TASK DIRECTIONS -> Reproduce the listing verbatim.

-- START OF INPUT ROWS --

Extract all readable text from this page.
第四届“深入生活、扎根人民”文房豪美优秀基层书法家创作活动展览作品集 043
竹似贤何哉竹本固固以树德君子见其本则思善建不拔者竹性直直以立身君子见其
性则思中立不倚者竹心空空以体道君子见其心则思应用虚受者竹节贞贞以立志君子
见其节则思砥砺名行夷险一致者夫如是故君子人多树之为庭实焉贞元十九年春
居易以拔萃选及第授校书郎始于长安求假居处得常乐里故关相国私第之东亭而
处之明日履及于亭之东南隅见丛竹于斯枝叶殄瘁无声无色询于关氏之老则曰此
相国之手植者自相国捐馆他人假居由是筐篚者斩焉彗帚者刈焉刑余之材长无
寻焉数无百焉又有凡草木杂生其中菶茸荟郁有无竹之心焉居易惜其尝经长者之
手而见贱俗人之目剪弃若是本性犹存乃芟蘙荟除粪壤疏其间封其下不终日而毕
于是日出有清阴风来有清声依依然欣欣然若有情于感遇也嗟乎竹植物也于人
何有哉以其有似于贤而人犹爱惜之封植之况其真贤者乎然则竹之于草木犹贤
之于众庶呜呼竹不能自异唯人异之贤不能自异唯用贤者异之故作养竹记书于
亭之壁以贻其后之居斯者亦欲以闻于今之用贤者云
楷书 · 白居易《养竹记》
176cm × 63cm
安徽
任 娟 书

-- END OF INPUT ROWS --

TASK SOLUTION ->
Extract all readable text from this page.
第四届“深入生活、扎根人民”文房豪美优秀基层书法家创作活动展览作品集 043
竹似贤何哉竹本固固以树德君子见其本则思善建不拔者竹性直直以立身君子见其
性则思中立不倚者竹心空空以体道君子见其心则思应用虚受者竹节贞贞以立志君子
见其节则思砥砺名行夷险一致者夫如是故君子人多树之为庭实焉贞元十九年春
居易以拔萃选及第授校书郎始于长安求假居处得常乐里故关相国私第之东亭而
处之明日履及于亭之东南隅见丛竹于斯枝叶殄瘁无声无色询于关氏之老则曰此
相国之手植者自相国捐馆他人假居由是筐篚者斩焉彗帚者刈焉刑余之材长无
寻焉数无百焉又有凡草木杂生其中菶茸荟郁有无竹之心焉居易惜其尝经长者之
手而见贱俗人之目剪弃若是本性犹存乃芟蘙荟除粪壤疏其间封其下不终日而毕
于是日出有清阴风来有清声依依然欣欣然若有情于感遇也嗟乎竹植物也于人
何有哉以其有似于贤而人犹爱惜之封植之况其真贤者乎然则竹之于草木犹贤
之于众庶呜呼竹不能自异唯人异之贤不能自异唯用贤者异之故作养竹记书于
亭之壁以贻其后之居斯者亦欲以闻于今之用贤者云
楷书 · 白居易《养竹记》
176cm × 63cm
安徽
任 娟 书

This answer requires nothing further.